Stored records -
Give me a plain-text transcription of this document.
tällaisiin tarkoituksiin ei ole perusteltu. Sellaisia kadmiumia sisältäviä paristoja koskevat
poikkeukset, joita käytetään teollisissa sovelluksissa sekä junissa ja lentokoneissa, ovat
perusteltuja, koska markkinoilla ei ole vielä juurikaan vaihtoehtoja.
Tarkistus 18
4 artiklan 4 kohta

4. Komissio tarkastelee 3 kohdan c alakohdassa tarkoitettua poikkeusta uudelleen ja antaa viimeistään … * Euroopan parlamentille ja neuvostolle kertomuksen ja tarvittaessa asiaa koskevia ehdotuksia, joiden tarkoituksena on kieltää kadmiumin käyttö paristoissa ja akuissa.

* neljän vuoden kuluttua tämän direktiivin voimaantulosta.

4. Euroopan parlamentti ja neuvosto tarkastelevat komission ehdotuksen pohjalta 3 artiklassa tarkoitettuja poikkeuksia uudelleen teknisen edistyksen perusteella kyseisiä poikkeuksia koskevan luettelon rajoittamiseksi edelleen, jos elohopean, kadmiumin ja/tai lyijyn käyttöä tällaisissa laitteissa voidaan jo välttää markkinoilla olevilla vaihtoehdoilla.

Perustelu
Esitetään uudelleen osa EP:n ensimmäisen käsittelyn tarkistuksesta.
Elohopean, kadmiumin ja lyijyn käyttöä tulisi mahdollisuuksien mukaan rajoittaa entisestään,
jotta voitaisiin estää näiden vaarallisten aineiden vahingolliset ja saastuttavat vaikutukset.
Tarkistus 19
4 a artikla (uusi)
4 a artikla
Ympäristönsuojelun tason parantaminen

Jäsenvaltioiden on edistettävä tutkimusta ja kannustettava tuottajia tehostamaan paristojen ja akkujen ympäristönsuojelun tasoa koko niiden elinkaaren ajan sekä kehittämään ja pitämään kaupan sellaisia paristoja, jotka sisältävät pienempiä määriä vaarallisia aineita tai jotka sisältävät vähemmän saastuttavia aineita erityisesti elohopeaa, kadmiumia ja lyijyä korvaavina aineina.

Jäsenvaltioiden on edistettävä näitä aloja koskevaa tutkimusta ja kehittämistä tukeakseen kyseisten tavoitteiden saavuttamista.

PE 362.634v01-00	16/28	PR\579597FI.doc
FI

REQUIREMENTS - Reproduce all of the entries word for word.

ANSWER TO THE PROBLEM -
Give me a plain-text transcription of this document.
tällaisiin tarkoituksiin ei ole perusteltu. Sellaisia kadmiumia sisältäviä paristoja koskevat
poikkeukset, joita käytetään teollisissa sovelluksissa sekä junissa ja lentokoneissa, ovat
perusteltuja, koska markkinoilla ei ole vielä juurikaan vaihtoehtoja.
Tarkistus 18
4 artiklan 4 kohta

4. Komissio tarkastelee 3 kohdan c alakohdassa tarkoitettua poikkeusta uudelleen ja antaa viimeistään … * Euroopan parlamentille ja neuvostolle kertomuksen ja tarvittaessa asiaa koskevia ehdotuksia, joiden tarkoituksena on kieltää kadmiumin käyttö paristoissa ja akuissa.

* neljän vuoden kuluttua tämän direktiivin voimaantulosta.

4. Euroopan parlamentti ja neuvosto tarkastelevat komission ehdotuksen pohjalta 3 artiklassa tarkoitettuja poikkeuksia uudelleen teknisen edistyksen perusteella kyseisiä poikkeuksia koskevan luettelon rajoittamiseksi edelleen, jos elohopean, kadmiumin ja/tai lyijyn käyttöä tällaisissa laitteissa voidaan jo välttää markkinoilla olevilla vaihtoehdoilla.

Perustelu
Esitetään uudelleen osa EP:n ensimmäisen käsittelyn tarkistuksesta.
Elohopean, kadmiumin ja lyijyn käyttöä tulisi mahdollisuuksien mukaan rajoittaa entisestään,
jotta voitaisiin estää näiden vaarallisten aineiden vahingolliset ja saastuttavat vaikutukset.
Tarkistus 19
4 a artikla (uusi)
4 a artikla
Ympäristönsuojelun tason parantaminen

Jäsenvaltioiden on edistettävä tutkimusta ja kannustettava tuottajia tehostamaan paristojen ja akkujen ympäristönsuojelun tasoa koko niiden elinkaaren ajan sekä kehittämään ja pitämään kaupan sellaisia paristoja, jotka sisältävät pienempiä määriä vaarallisia aineita tai jotka sisältävät vähemmän saastuttavia aineita erityisesti elohopeaa, kadmiumia ja lyijyä korvaavina aineina.

Jäsenvaltioiden on edistettävä näitä aloja koskevaa tutkimusta ja kehittämistä tukeakseen kyseisten tavoitteiden saavuttamista.

PE 362.634v01-00	16/28	PR\579597FI.doc
FI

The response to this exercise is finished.